Comb through the entries for "środków" and pull out each line that holds it.
-------- Provided records --------
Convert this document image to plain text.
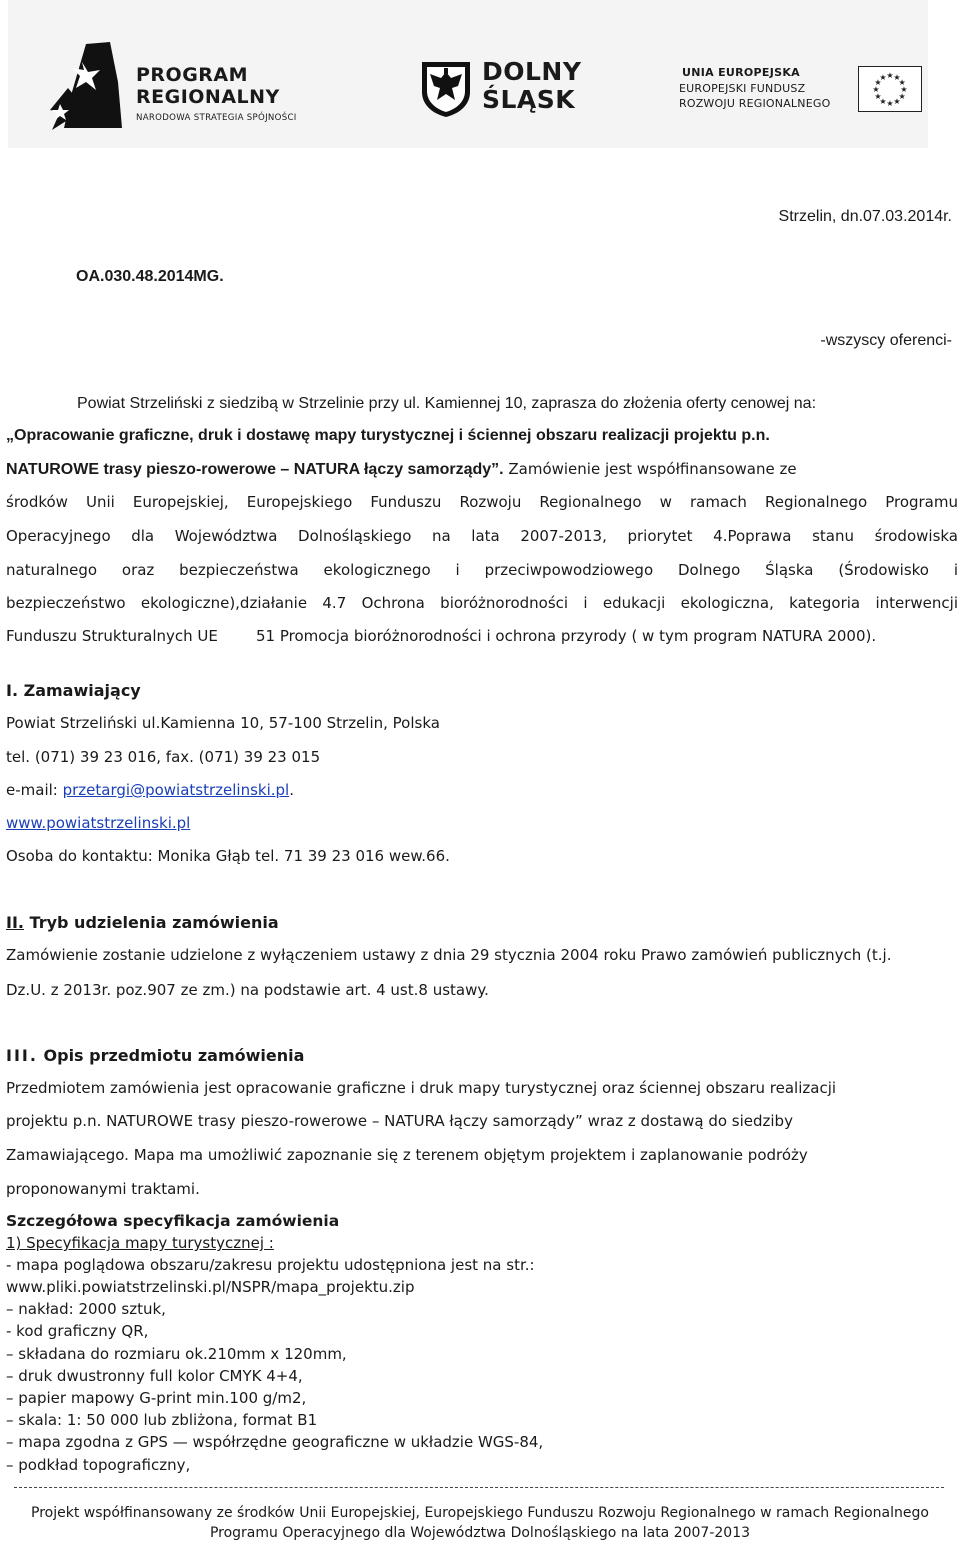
PROGRAM
REGIONALNY
NARODOWA STRATEGIA SPÓJNOŚCI
DOLNY
ŚLĄSK
UNIA EUROPEJSKA
EUROPEJSKI FUNDUSZ
ROZWOJU REGIONALNEGO
★ ★
★
★
★
★
★
★
★
★
★
★
Strzelin, dn.07.03.2014r.
OA.030.48.2014MG.
-wszyscy oferenci-
Powiat Strzeliński z siedzibą w Strzelinie przy ul. Kamiennej 10, zaprasza do złożenia oferty cenowej na:
„Opracowanie graficzne, druk i dostawę mapy turystycznej i ściennej obszaru realizacji projektu p.n.
NATUROWE trasy pieszo-rowerowe – NATURA łączy samorządy”. Zamówienie jest współfinansowane ze
środków Unii Europejskiej, Europejskiego Funduszu Rozwoju Regionalnego w ramach Regionalnego Programu
Operacyjnego dla Województwa Dolnośląskiego na lata 2007-2013, priorytet 4.Poprawa stanu środowiska
naturalnego oraz bezpieczeństwa ekologicznego i przeciwpowodziowego Dolnego Śląska (Środowisko i
bezpieczeństwo ekologiczne),działanie 4.7 Ochrona bioróżnorodności i edukacji ekologiczna, kategoria interwencji
Funduszu Strukturalnych UE	51 Promocja bioróżnorodności i ochrona przyrody ( w tym program NATURA 2000).
I. Zamawiający
Powiat Strzeliński ul.Kamienna 10, 57-100 Strzelin, Polska
tel. (071) 39 23 016, fax. (071) 39 23 015
e-mail: przetargi@powiatstrzelinski.pl.
www.powiatstrzelinski.pl
Osoba do kontaktu: Monika Głąb tel. 71 39 23 016 wew.66.
II. Tryb udzielenia zamówienia
Zamówienie zostanie udzielone z wyłączeniem ustawy z dnia 29 stycznia 2004 roku Prawo zamówień publicznych (t.j.
Dz.U. z 2013r. poz.907 ze zm.) na podstawie art. 4 ust.8 ustawy.
III. Opis przedmiotu zamówienia
Przedmiotem zamówienia jest opracowanie graficzne i druk mapy turystycznej oraz ściennej obszaru realizacji
projektu p.n. NATUROWE trasy pieszo-rowerowe – NATURA łączy samorządy” wraz z dostawą do siedziby
Zamawiającego. Mapa ma umożliwić zapoznanie się z terenem objętym projektem i zaplanowanie podróży
proponowanymi traktami.
Szczegółowa specyfikacja zamówienia
1) Specyfikacja mapy turystycznej :
- mapa poglądowa obszaru/zakresu projektu udostępniona jest na str.:
www.pliki.powiatstrzelinski.pl/NSPR/mapa_projektu.zip
– nakład: 2000 sztuk,
- kod graficzny QR,
– składana do rozmiaru ok.210mm x 120mm,
– druk dwustronny full kolor CMYK 4+4,
– papier mapowy G-print min.100 g/m2,
– skala: 1: 50 000 lub zbliżona, format B1
– mapa zgodna z GPS — współrzędne geograficzne w układzie WGS-84,
– podkład topograficzny,
Projekt współfinansowany ze środków Unii Europejskiej, Europejskiego Funduszu Rozwoju Regionalnego w ramach Regionalnego
Programu Operacyjnego dla Województwa Dolnośląskiego na lata 2007-2013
--------
Task result:
środków Unii Europejskiej, Europejskiego Funduszu Rozwoju Regionalnego w ramach Regionalnego Programu
Projekt współfinansowany ze środków Unii Europejskiej, Europejskiego Funduszu Rozwoju Regionalnego w ramach Regionalnego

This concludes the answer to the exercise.